▶ CHALLENGE: All the records that follow need to be reproduced exactly. Omit the images.

▶ RECORDED DATA:
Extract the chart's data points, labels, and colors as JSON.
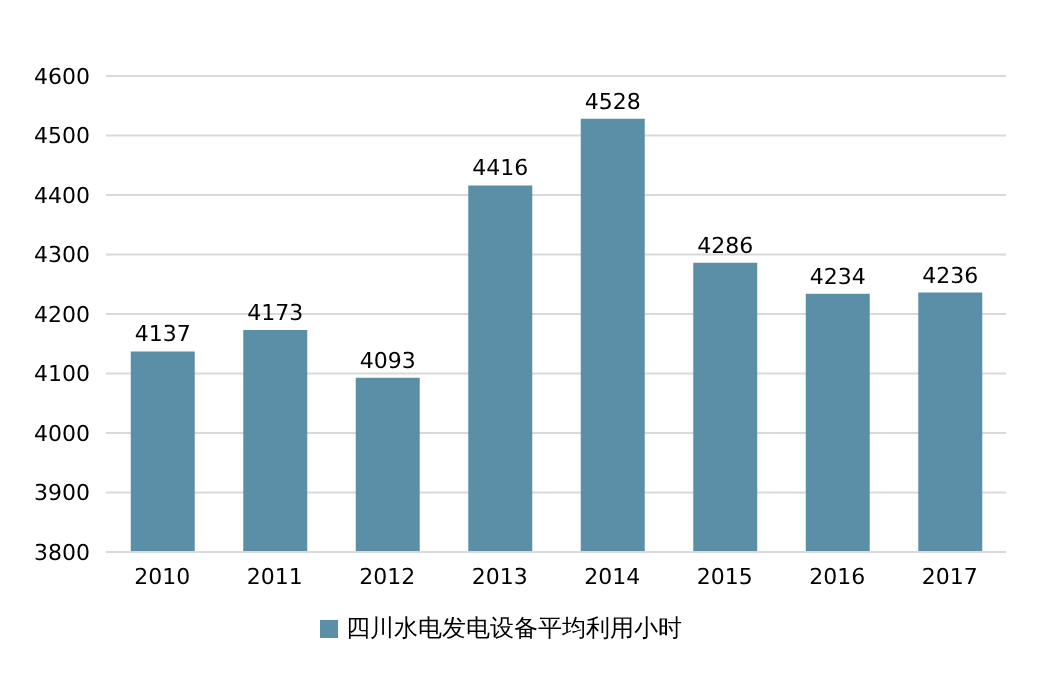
{
  "chart_data": {
    "type": "bar",
    "categories": [
      "2010",
      "2011",
      "2012",
      "2013",
      "2014",
      "2015",
      "2016",
      "2017"
    ],
    "series": [
      {
        "name": "四川水电发电设备平均利用小时",
        "color": "#5b8fa8",
        "values": [
          4137,
          4173,
          4093,
          4416,
          4528,
          4286,
          4234,
          4236
        ]
      }
    ],
    "ylim": [
      3800,
      4600
    ],
    "yticks": [
      3800,
      3900,
      4000,
      4100,
      4200,
      4300,
      4400,
      4500,
      4600
    ],
    "grid": "y",
    "legend": "bottom",
    "data_labels": true
  }
}
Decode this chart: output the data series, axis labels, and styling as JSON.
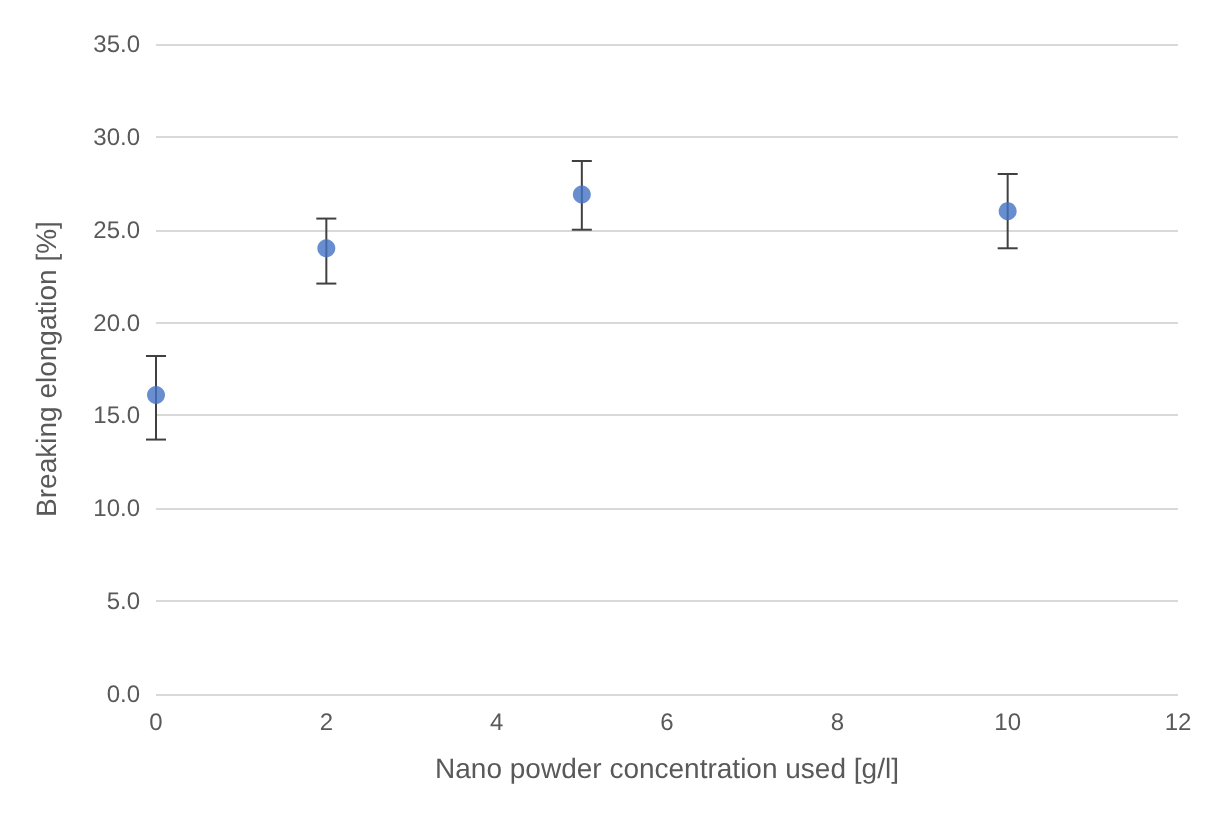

▶ THE COMPLETED TASK:
Extract the chart's data points, labels, and colors as JSON.
{
  "chart_data": {
    "type": "bar",
    "categories": [
      "2010",
      "2011",
      "2012",
      "2013",
      "2014",
      "2015",
      "2016",
      "2017"
    ],
    "series": [
      {
        "name": "四川水电发电设备平均利用小时",
        "color": "#5b8fa8",
        "values": [
          4137,
          4173,
          4093,
          4416,
          4528,
          4286,
          4234,
          4236
        ]
      }
    ],
    "ylim": [
      3800,
      4600
    ],
    "yticks": [
      3800,
      3900,
      4000,
      4100,
      4200,
      4300,
      4400,
      4500,
      4600
    ],
    "grid": "y",
    "legend": "bottom",
    "data_labels": true
  }
}
Decode this chart: output the data series, axis labels, and styling as JSON.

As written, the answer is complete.